● **Exercise data**:
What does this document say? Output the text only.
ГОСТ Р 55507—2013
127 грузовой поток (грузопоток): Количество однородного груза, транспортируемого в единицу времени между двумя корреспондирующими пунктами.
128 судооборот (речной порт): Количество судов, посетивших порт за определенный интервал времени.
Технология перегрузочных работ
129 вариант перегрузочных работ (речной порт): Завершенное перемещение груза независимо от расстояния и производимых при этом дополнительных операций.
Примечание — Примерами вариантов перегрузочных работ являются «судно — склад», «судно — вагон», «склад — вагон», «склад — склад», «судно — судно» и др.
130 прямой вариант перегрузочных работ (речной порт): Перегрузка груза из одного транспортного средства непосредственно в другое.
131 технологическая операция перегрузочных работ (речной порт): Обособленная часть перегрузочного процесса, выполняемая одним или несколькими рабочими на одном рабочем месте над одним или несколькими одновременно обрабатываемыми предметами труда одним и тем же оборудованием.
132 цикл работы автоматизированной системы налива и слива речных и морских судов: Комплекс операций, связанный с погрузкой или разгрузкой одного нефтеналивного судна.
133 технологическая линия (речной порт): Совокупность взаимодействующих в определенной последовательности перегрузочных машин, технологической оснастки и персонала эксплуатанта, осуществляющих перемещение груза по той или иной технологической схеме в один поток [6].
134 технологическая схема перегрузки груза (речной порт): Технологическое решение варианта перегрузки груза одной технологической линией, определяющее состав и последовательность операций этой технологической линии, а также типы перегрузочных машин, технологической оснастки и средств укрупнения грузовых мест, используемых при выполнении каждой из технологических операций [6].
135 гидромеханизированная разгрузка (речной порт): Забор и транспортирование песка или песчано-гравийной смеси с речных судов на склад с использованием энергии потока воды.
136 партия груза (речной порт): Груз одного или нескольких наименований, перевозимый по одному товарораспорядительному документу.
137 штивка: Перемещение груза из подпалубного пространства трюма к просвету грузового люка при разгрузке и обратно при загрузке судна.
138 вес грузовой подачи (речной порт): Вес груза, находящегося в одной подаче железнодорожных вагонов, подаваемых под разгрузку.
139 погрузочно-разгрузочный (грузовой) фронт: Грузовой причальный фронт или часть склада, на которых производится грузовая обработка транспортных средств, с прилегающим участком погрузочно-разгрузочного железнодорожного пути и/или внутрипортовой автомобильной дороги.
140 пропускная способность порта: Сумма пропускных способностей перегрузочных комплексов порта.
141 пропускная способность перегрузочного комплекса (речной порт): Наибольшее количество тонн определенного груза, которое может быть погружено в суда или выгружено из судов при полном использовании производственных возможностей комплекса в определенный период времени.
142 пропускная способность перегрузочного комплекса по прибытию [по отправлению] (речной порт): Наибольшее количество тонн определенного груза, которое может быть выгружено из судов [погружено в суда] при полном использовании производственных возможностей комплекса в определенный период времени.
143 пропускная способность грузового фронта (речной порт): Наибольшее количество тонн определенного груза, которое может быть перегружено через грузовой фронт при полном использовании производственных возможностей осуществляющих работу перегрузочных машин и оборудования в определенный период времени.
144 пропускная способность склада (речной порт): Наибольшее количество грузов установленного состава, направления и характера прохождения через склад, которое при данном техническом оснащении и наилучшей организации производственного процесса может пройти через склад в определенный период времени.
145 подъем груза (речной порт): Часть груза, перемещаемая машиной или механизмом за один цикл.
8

● **Exercise prompt**: Within the records above, how many lines include the word "один"? State the number by itself.

● **Exercise solution**: 2